═════ Data rows
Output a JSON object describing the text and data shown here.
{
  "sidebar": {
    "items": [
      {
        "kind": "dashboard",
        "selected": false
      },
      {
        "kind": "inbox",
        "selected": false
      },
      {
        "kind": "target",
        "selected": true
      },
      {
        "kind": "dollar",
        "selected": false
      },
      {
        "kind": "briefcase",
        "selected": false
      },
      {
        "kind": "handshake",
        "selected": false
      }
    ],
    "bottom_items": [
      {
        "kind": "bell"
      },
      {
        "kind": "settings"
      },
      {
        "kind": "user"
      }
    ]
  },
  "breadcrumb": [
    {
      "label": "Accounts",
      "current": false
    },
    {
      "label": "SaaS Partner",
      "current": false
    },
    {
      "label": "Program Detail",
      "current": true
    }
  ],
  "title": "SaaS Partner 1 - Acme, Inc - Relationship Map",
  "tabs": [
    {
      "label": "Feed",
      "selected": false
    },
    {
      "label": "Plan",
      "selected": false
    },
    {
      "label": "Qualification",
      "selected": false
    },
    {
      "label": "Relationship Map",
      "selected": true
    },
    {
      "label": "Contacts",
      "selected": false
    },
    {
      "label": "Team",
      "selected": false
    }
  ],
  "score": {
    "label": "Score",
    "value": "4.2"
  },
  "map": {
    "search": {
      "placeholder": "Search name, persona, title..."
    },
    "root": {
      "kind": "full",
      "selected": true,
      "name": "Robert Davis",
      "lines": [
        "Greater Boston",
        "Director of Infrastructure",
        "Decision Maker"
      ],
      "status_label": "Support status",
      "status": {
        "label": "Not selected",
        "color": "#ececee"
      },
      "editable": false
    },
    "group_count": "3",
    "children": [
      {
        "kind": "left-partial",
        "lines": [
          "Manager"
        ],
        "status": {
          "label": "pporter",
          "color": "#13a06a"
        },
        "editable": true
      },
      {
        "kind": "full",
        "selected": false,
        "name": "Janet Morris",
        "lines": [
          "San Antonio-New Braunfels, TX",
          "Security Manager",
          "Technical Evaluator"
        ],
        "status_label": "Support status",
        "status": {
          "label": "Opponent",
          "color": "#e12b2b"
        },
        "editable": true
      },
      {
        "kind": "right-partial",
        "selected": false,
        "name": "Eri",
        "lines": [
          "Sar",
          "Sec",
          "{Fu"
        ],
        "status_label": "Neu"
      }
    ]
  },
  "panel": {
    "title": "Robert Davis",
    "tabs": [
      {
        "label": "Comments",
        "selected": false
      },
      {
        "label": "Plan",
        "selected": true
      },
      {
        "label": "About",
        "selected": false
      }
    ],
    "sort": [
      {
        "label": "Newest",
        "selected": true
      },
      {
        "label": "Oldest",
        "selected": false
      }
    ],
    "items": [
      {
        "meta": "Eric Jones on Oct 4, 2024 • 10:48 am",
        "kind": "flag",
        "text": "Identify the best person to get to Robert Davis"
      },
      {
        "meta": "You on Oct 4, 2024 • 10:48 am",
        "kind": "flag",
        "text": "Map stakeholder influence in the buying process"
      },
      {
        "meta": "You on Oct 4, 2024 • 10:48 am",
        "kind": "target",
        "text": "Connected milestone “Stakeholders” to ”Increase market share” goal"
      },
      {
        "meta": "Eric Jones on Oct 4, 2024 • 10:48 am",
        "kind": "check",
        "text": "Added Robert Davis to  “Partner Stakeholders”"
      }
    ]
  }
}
══════════
* _Given instruction_
Find the string "title" in the entries above and return each line that holds it.

* _Written answer_
  "title": "SaaS Partner 1 - Acme, Inc - Relationship Map",
      "placeholder": "Search name, persona, title..."
    "title": "Robert Davis",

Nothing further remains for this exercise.